[Directions for this task]:
Print all entries word for word.

☆ ☆ ☆ ☆

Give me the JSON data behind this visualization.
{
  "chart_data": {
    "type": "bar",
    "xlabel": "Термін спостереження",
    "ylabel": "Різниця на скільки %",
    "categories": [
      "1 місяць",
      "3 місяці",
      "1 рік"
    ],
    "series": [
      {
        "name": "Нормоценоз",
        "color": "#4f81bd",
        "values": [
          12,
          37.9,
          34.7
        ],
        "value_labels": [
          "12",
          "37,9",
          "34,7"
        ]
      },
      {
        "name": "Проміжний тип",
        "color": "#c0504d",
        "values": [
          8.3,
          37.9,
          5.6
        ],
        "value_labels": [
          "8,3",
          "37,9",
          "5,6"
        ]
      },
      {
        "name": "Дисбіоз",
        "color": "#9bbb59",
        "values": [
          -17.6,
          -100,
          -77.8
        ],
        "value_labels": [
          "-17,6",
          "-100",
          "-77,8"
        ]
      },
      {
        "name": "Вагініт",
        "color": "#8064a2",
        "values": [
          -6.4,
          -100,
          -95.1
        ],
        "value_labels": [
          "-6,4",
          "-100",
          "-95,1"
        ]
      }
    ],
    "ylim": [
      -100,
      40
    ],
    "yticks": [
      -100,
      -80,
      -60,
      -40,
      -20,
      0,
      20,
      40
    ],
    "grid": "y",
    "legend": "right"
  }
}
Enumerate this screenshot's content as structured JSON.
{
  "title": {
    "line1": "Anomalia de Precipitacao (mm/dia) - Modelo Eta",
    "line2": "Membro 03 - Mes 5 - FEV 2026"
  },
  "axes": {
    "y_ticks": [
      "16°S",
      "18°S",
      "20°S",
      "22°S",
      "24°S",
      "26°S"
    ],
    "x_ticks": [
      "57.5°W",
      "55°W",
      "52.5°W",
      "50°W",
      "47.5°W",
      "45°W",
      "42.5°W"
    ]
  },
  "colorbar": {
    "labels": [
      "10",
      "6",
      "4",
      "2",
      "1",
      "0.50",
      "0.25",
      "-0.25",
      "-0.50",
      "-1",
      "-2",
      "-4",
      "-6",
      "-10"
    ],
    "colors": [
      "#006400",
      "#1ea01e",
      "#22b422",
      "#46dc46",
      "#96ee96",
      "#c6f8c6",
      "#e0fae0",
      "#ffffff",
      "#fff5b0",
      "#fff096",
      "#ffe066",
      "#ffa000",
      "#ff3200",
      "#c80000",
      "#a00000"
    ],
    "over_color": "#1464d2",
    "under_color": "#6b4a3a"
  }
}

☆ ☆ ☆ ☆

[Response]:
Give me the JSON data behind this visualization.
{
  "chart_data": {
    "type": "bar",
    "xlabel": "Термін спостереження",
    "ylabel": "Різниця на скільки %",
    "categories": [
      "1 місяць",
      "3 місяці",
      "1 рік"
    ],
    "series": [
      {
        "name": "Нормоценоз",
        "color": "#4f81bd",
        "values": [
          12,
          37.9,
          34.7
        ],
        "value_labels": [
          "12",
          "37,9",
          "34,7"
        ]
      },
      {
        "name": "Проміжний тип",
        "color": "#c0504d",
        "values": [
          8.3,
          37.9,
          5.6
        ],
        "value_labels": [
          "8,3",
          "37,9",
          "5,6"
        ]
      },
      {
        "name": "Дисбіоз",
        "color": "#9bbb59",
        "values": [
          -17.6,
          -100,
          -77.8
        ],
        "value_labels": [
          "-17,6",
          "-100",
          "-77,8"
        ]
      },
      {
        "name": "Вагініт",
        "color": "#8064a2",
        "values": [
          -6.4,
          -100,
          -95.1
        ],
        "value_labels": [
          "-6,4",
          "-100",
          "-95,1"
        ]
      }
    ],
    "ylim": [
      -100,
      40
    ],
    "yticks": [
      -100,
      -80,
      -60,
      -40,
      -20,
      0,
      20,
      40
    ],
    "grid": "y",
    "legend": "right"
  }
}
Enumerate this screenshot's content as structured JSON.
{
  "title": {
    "line1": "Anomalia de Precipitacao (mm/dia) - Modelo Eta",
    "line2": "Membro 03 - Mes 5 - FEV 2026"
  },
  "axes": {
    "y_ticks": [
      "16°S",
      "18°S",
      "20°S",
      "22°S",
      "24°S",
      "26°S"
    ],
    "x_ticks": [
      "57.5°W",
      "55°W",
      "52.5°W",
      "50°W",
      "47.5°W",
      "45°W",
      "42.5°W"
    ]
  },
  "colorbar": {
    "labels": [
      "10",
      "6",
      "4",
      "2",
      "1",
      "0.50",
      "0.25",
      "-0.25",
      "-0.50",
      "-1",
      "-2",
      "-4",
      "-6",
      "-10"
    ],
    "colors": [
      "#006400",
      "#1ea01e",
      "#22b422",
      "#46dc46",
      "#96ee96",
      "#c6f8c6",
      "#e0fae0",
      "#ffffff",
      "#fff5b0",
      "#fff096",
      "#ffe066",
      "#ffa000",
      "#ff3200",
      "#c80000",
      "#a00000"
    ],
    "over_color": "#1464d2",
    "under_color": "#6b4a3a"
  }
}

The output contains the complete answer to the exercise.